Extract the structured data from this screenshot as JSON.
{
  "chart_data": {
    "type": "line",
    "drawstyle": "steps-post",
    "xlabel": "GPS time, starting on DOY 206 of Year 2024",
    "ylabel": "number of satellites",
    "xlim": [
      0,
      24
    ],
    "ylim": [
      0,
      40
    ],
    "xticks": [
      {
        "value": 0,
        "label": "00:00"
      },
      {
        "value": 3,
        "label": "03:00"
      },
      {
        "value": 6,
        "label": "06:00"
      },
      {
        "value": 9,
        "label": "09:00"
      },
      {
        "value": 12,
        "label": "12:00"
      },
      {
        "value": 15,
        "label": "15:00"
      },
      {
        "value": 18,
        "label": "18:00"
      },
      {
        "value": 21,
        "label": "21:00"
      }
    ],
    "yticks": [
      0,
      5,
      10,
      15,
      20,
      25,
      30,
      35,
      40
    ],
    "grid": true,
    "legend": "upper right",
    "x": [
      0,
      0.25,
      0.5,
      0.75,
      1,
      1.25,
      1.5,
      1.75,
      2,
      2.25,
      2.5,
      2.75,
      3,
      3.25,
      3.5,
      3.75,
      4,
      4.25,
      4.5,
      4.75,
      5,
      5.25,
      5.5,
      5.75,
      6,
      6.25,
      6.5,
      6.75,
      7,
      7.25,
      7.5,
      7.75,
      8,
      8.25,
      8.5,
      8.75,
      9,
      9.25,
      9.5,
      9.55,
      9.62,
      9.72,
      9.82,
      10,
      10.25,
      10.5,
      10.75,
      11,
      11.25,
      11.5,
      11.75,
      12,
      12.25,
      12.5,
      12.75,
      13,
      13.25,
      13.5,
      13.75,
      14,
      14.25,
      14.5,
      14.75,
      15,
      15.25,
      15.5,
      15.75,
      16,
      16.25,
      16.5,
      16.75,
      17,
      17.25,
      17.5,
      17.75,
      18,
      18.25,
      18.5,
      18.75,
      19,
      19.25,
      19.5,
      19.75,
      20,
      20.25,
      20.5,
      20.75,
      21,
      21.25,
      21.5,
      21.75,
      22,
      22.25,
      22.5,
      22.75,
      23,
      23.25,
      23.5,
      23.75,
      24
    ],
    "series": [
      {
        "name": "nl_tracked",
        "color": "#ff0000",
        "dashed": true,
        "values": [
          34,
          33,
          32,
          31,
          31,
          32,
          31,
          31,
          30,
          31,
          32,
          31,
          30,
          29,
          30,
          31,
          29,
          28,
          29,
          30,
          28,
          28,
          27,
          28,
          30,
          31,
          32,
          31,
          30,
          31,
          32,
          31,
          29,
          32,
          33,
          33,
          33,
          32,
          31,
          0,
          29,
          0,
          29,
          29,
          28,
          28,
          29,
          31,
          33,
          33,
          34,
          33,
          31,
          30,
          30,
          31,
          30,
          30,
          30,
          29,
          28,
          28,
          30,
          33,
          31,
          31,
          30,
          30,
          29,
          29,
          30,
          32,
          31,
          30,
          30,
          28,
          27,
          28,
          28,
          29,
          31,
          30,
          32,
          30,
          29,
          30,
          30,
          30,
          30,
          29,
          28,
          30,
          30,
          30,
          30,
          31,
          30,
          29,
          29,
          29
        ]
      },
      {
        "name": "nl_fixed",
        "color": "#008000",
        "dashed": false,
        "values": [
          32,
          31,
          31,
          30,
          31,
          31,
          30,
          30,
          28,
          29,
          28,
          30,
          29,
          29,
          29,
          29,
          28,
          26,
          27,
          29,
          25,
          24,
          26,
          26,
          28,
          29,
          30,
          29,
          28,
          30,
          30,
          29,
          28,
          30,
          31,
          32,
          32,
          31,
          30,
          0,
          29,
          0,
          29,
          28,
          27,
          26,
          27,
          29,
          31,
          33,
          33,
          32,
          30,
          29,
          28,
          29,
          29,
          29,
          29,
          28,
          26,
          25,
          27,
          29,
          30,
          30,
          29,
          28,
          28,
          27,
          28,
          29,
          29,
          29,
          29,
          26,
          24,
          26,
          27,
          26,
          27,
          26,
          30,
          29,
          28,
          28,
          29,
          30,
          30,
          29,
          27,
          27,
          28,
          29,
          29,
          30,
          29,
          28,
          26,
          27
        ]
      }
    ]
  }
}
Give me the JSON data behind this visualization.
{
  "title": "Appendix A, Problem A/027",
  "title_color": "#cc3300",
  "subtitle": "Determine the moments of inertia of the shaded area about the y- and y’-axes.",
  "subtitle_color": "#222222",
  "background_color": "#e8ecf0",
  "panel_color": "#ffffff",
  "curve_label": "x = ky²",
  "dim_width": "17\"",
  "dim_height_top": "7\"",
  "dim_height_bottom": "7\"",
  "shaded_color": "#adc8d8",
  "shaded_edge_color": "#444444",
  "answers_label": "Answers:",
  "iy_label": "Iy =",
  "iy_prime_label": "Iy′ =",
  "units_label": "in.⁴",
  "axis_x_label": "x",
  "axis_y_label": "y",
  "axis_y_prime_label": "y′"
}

**What to do**
Your task is to print all of the records exactly.

**Solution for this exercise**
Extract the structured data from this screenshot as JSON.
{
  "chart_data": {
    "type": "line",
    "drawstyle": "steps-post",
    "xlabel": "GPS time, starting on DOY 206 of Year 2024",
    "ylabel": "number of satellites",
    "xlim": [
      0,
      24
    ],
    "ylim": [
      0,
      40
    ],
    "xticks": [
      {
        "value": 0,
        "label": "00:00"
      },
      {
        "value": 3,
        "label": "03:00"
      },
      {
        "value": 6,
        "label": "06:00"
      },
      {
        "value": 9,
        "label": "09:00"
      },
      {
        "value": 12,
        "label": "12:00"
      },
      {
        "value": 15,
        "label": "15:00"
      },
      {
        "value": 18,
        "label": "18:00"
      },
      {
        "value": 21,
        "label": "21:00"
      }
    ],
    "yticks": [
      0,
      5,
      10,
      15,
      20,
      25,
      30,
      35,
      40
    ],
    "grid": true,
    "legend": "upper right",
    "x": [
      0,
      0.25,
      0.5,
      0.75,
      1,
      1.25,
      1.5,
      1.75,
      2,
      2.25,
      2.5,
      2.75,
      3,
      3.25,
      3.5,
      3.75,
      4,
      4.25,
      4.5,
      4.75,
      5,
      5.25,
      5.5,
      5.75,
      6,
      6.25,
      6.5,
      6.75,
      7,
      7.25,
      7.5,
      7.75,
      8,
      8.25,
      8.5,
      8.75,
      9,
      9.25,
      9.5,
      9.55,
      9.62,
      9.72,
      9.82,
      10,
      10.25,
      10.5,
      10.75,
      11,
      11.25,
      11.5,
      11.75,
      12,
      12.25,
      12.5,
      12.75,
      13,
      13.25,
      13.5,
      13.75,
      14,
      14.25,
      14.5,
      14.75,
      15,
      15.25,
      15.5,
      15.75,
      16,
      16.25,
      16.5,
      16.75,
      17,
      17.25,
      17.5,
      17.75,
      18,
      18.25,
      18.5,
      18.75,
      19,
      19.25,
      19.5,
      19.75,
      20,
      20.25,
      20.5,
      20.75,
      21,
      21.25,
      21.5,
      21.75,
      22,
      22.25,
      22.5,
      22.75,
      23,
      23.25,
      23.5,
      23.75,
      24
    ],
    "series": [
      {
        "name": "nl_tracked",
        "color": "#ff0000",
        "dashed": true,
        "values": [
          34,
          33,
          32,
          31,
          31,
          32,
          31,
          31,
          30,
          31,
          32,
          31,
          30,
          29,
          30,
          31,
          29,
          28,
          29,
          30,
          28,
          28,
          27,
          28,
          30,
          31,
          32,
          31,
          30,
          31,
          32,
          31,
          29,
          32,
          33,
          33,
          33,
          32,
          31,
          0,
          29,
          0,
          29,
          29,
          28,
          28,
          29,
          31,
          33,
          33,
          34,
          33,
          31,
          30,
          30,
          31,
          30,
          30,
          30,
          29,
          28,
          28,
          30,
          33,
          31,
          31,
          30,
          30,
          29,
          29,
          30,
          32,
          31,
          30,
          30,
          28,
          27,
          28,
          28,
          29,
          31,
          30,
          32,
          30,
          29,
          30,
          30,
          30,
          30,
          29,
          28,
          30,
          30,
          30,
          30,
          31,
          30,
          29,
          29,
          29
        ]
      },
      {
        "name": "nl_fixed",
        "color": "#008000",
        "dashed": false,
        "values": [
          32,
          31,
          31,
          30,
          31,
          31,
          30,
          30,
          28,
          29,
          28,
          30,
          29,
          29,
          29,
          29,
          28,
          26,
          27,
          29,
          25,
          24,
          26,
          26,
          28,
          29,
          30,
          29,
          28,
          30,
          30,
          29,
          28,
          30,
          31,
          32,
          32,
          31,
          30,
          0,
          29,
          0,
          29,
          28,
          27,
          26,
          27,
          29,
          31,
          33,
          33,
          32,
          30,
          29,
          28,
          29,
          29,
          29,
          29,
          28,
          26,
          25,
          27,
          29,
          30,
          30,
          29,
          28,
          28,
          27,
          28,
          29,
          29,
          29,
          29,
          26,
          24,
          26,
          27,
          26,
          27,
          26,
          30,
          29,
          28,
          28,
          29,
          30,
          30,
          29,
          27,
          27,
          28,
          29,
          29,
          30,
          29,
          28,
          26,
          27
        ]
      }
    ]
  }
}
Give me the JSON data behind this visualization.
{
  "title": "Appendix A, Problem A/027",
  "title_color": "#cc3300",
  "subtitle": "Determine the moments of inertia of the shaded area about the y- and y’-axes.",
  "subtitle_color": "#222222",
  "background_color": "#e8ecf0",
  "panel_color": "#ffffff",
  "curve_label": "x = ky²",
  "dim_width": "17\"",
  "dim_height_top": "7\"",
  "dim_height_bottom": "7\"",
  "shaded_color": "#adc8d8",
  "shaded_edge_color": "#444444",
  "answers_label": "Answers:",
  "iy_label": "Iy =",
  "iy_prime_label": "Iy′ =",
  "units_label": "in.⁴",
  "axis_x_label": "x",
  "axis_y_label": "y",
  "axis_y_prime_label": "y′"
}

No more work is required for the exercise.